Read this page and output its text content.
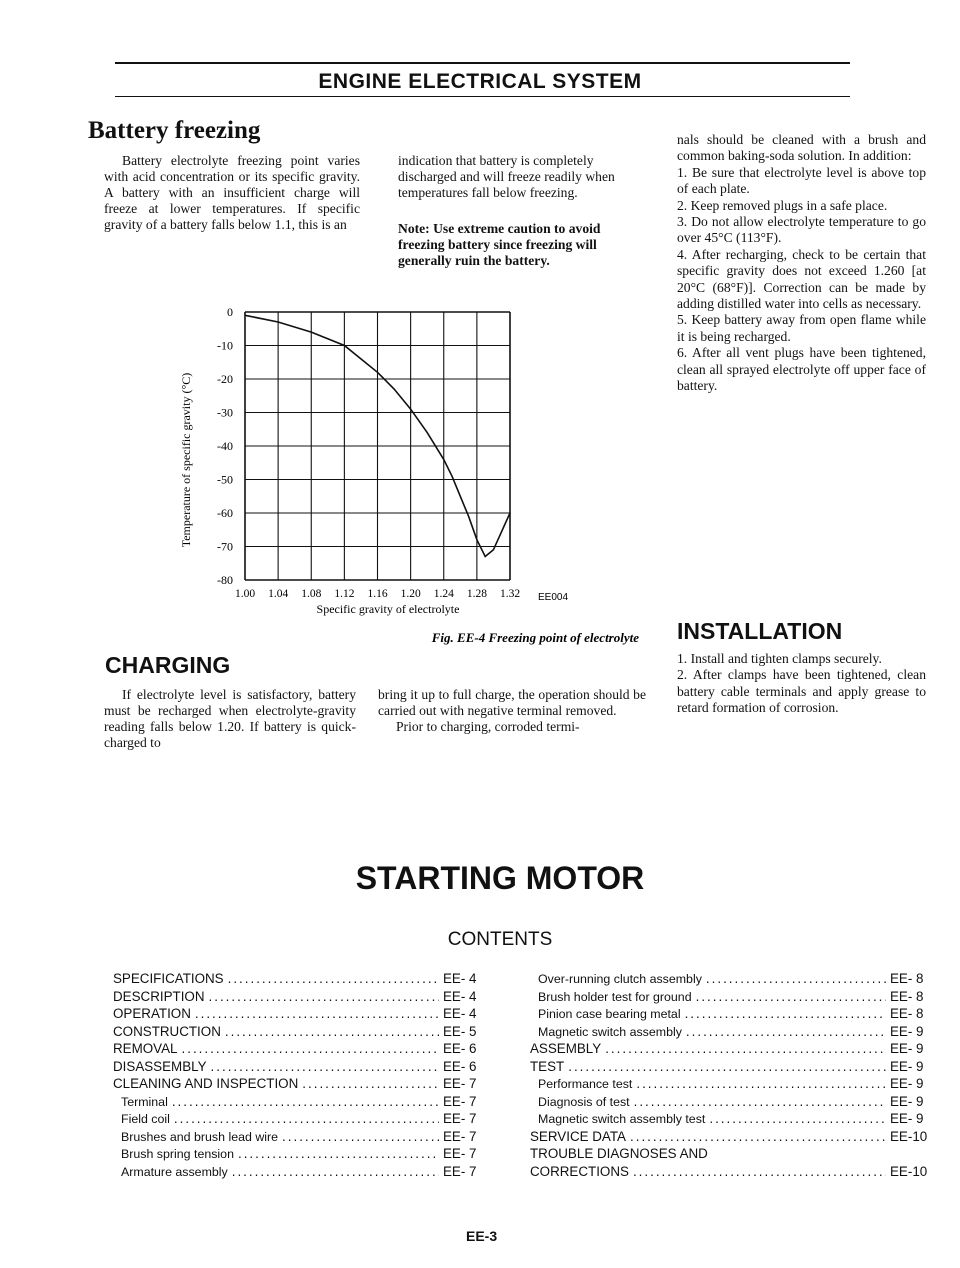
ENGINE ELECTRICAL SYSTEM
Battery freezing

Battery electrolyte freezing point varies with acid concentration or its specific gravity. A battery with an insufficient charge will freeze at lower temperatures. If specific gravity of a battery falls below 1.1, this is an

indication that battery is completely discharged and will freeze readily when temperatures fall below freezing.
Note: Use extreme caution to avoid freezing battery since freezing will generally ruin the battery.
nals should be cleaned with a brush and common baking-soda solution. In addition:
1. Be sure that electrolyte level is above top of each plate.
2. Keep removed plugs in a safe place.
3. Do not allow electrolyte temperature to go over 45°C (113°F).
4. After recharging, check to be certain that specific gravity does not exceed 1.260 [at 20°C (68°F)]. Correction can be made by adding distilled water into cells as necessary.
5. Keep battery away from open flame while it is being recharged.
6. After all vent plugs have been tightened, clean all sprayed electrolyte off upper face of battery.
0
-10
-20
-30
-40
-50
-60
-70
-80
1.00 1.04 1.08 1.12 1.16 1.20 1.24 1.28 1.32
Temperature of specific gravity (°C)
Specific gravity of electrolyte
EE004
Fig. EE-4 Freezing point of electrolyte
CHARGING

If electrolyte level is satisfactory, battery must be recharged when electrolyte-gravity reading falls below 1.20. If battery is quick-charged to

bring it up to full charge, the operation should be carried out with negative terminal removed.

Prior to charging, corroded termi-

INSTALLATION
1. Install and tighten clamps securely.
2. After clamps have been tightened, clean battery cable terminals and apply grease to retard formation of corrosion.
STARTING MOTOR
CONTENTS
SPECIFICATIONS .....	EE- 4
DESCRIPTION .....	EE- 4
OPERATION .....	EE- 4
CONSTRUCTION .....	EE- 5
REMOVAL .....	EE- 6
DISASSEMBLY .....	EE- 6
CLEANING AND INSPECTION .....	EE- 7
Terminal .....	EE- 7
Field coil .....	EE- 7
Brushes and brush lead wire .....	EE- 7
Brush spring tension .....	EE- 7
Armature assembly .....	EE- 7
Over-running clutch assembly .....	EE- 8
Brush holder test for ground .....	EE- 8
Pinion case bearing metal .....	EE- 8
Magnetic switch assembly .....	EE- 9
ASSEMBLY .....	EE- 9
TEST .....	EE- 9
Performance test .....	EE- 9
Diagnosis of test .....	EE- 9
Magnetic switch assembly test .....	EE- 9
SERVICE DATA .....	EE-10
TROUBLE DIAGNOSES AND
CORRECTIONS .....	EE-10
EE-3
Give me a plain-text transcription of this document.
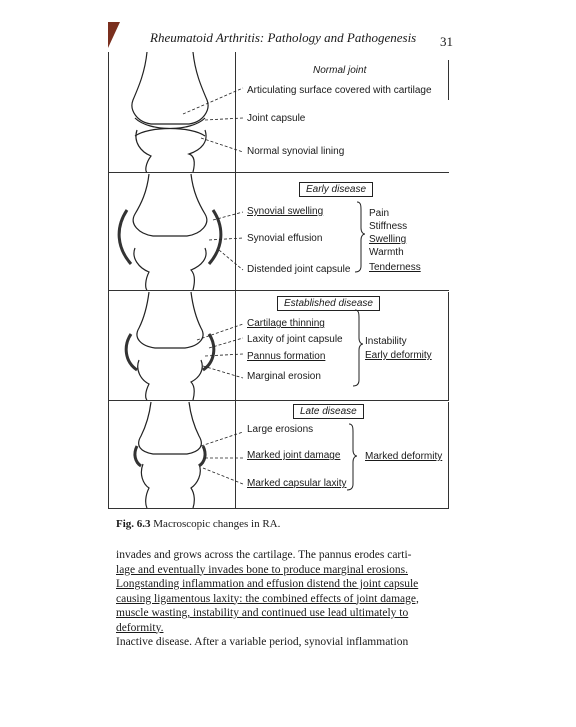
Rheumatoid Arthritis: Pathology and Pathogenesis	31
Normal joint
Articulating surface covered with cartilage
Joint capsule
Normal synovial lining
Early disease
Synovial swelling
Synovial effusion
Distended joint capsule
Pain
Stiffness
Swelling
Warmth
Tenderness
Established disease
Cartilage thinning
Laxity of joint capsule
Pannus formation
Marginal erosion
Instability
Early deformity
Late disease
Large erosions
Marked joint damage
Marked capsular laxity
Marked deformity
Fig. 6.3 Macroscopic changes in RA.

invades and grows across the cartilage. The pannus erodes carti-

lage and eventually invades bone to produce marginal erosions.

Longstanding inflammation and effusion distend the joint capsule

causing ligamentous laxity: the combined effects of joint damage,

muscle wasting, instability and continued use lead ultimately to

deformity.

Inactive disease. After a variable period, synovial inflammation
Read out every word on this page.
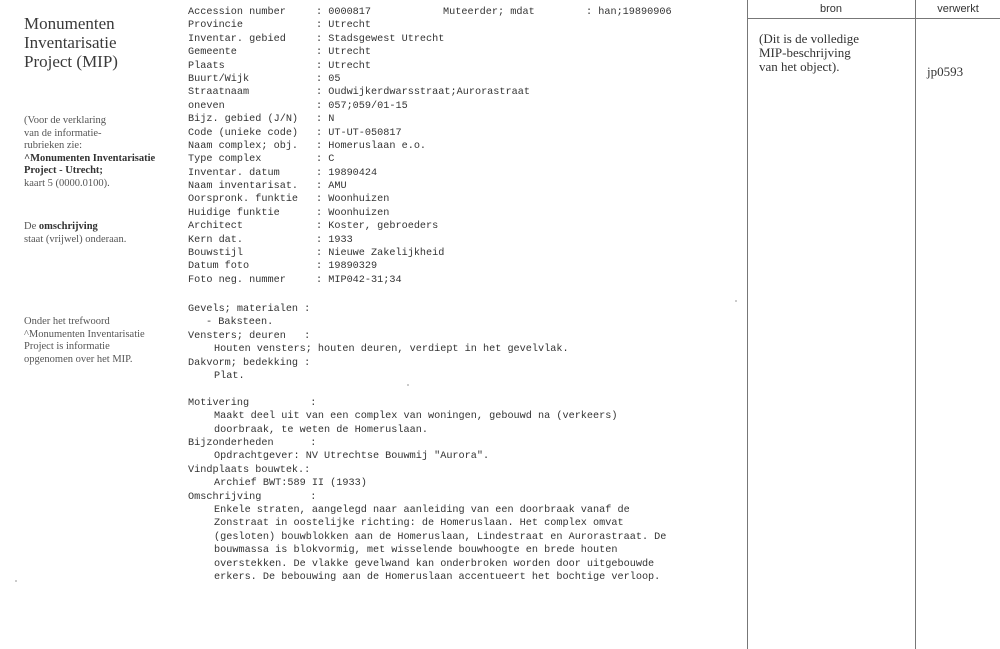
Monumenten
Inventarisatie
Project (MIP)
(Voor de verklaring
van de informatie-
rubrieken zie:
^Monumenten Inventarisatie
Project - Utrecht;
kaart 5 (0000.0100).
De omschrijving
staat (vrijwel) onderaan.
Onder het trefwoord
^Monumenten Inventarisatie
Project is informatie
opgenomen over het MIP.
Accession number	: 0000817
Provincie	: Utrecht
Inventar. gebied	: Stadsgewest Utrecht
Gemeente	: Utrecht
Plaats	: Utrecht
Buurt/Wijk	: 05
Straatnaam	: Oudwijkerdwarsstraat;Aurorastraat
oneven	: 057;059/01-15
Bijz. gebied (J/N) : N
Code (unieke code) : UT-UT-050817
Naam complex; obj. : Homeruslaan e.o.
Type complex	: C
Inventar. datum	: 19890424
Naam inventarisat. : AMU
Oorspronk. funktie : Woonhuizen
Huidige funktie	: Woonhuizen
Architect	: Koster, gebroeders
Kern dat.	: 1933
Bouwstijl	: Nieuwe Zakelijkheid
Datum foto	: 19890329
Foto neg. nummer	: MIP042-31;34
Muteerder; mdat	: han;19890906
Gevels; materialen :
- Baksteen.
Vensters; deuren   :
Houten vensters; houten deuren, verdiept in het gevelvlak.
Dakvorm; bedekking :
Plat.
Motivering          :
Maakt deel uit van een complex van woningen, gebouwd na (verkeers)
doorbraak, te weten de Homeruslaan.
Bijzonderheden      :
Opdrachtgever: NV Utrechtse Bouwmij "Aurora".
Vindplaats bouwtek.:
Archief BWT:589 II (1933)
Omschrijving        :
Enkele straten, aangelegd naar aanleiding van een doorbraak vanaf de
Zonstraat in oostelijke richting: de Homeruslaan. Het complex omvat
(gesloten) bouwblokken aan de Homeruslaan, Lindestraat en Aurorastraat. De
bouwmassa is blokvormig, met wisselende bouwhoogte en brede houten
overstekken. De vlakke gevelwand kan onderbroken worden door uitgebouwde
erkers. De bebouwing aan de Homeruslaan accentueert het bochtige verloop.
bron	verwerkt
(Dit is de volledige
MIP-beschrijving
van het object).	jp0593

◆ ◆ ◆ ◆

§ **About this task**: In the listing, find every line containing the word "Homeruslaan" and list it.

§ **Response to this exercise**:
Naam complex; obj. : Homeruslaan e.o.
doorbraak, te weten de Homeruslaan.
Zonstraat in oostelijke richting: de Homeruslaan. Het complex omvat
(gesloten) bouwblokken aan de Homeruslaan, Lindestraat en Aurorastraat. De
erkers. De bebouwing aan de Homeruslaan accentueert het bochtige verloop.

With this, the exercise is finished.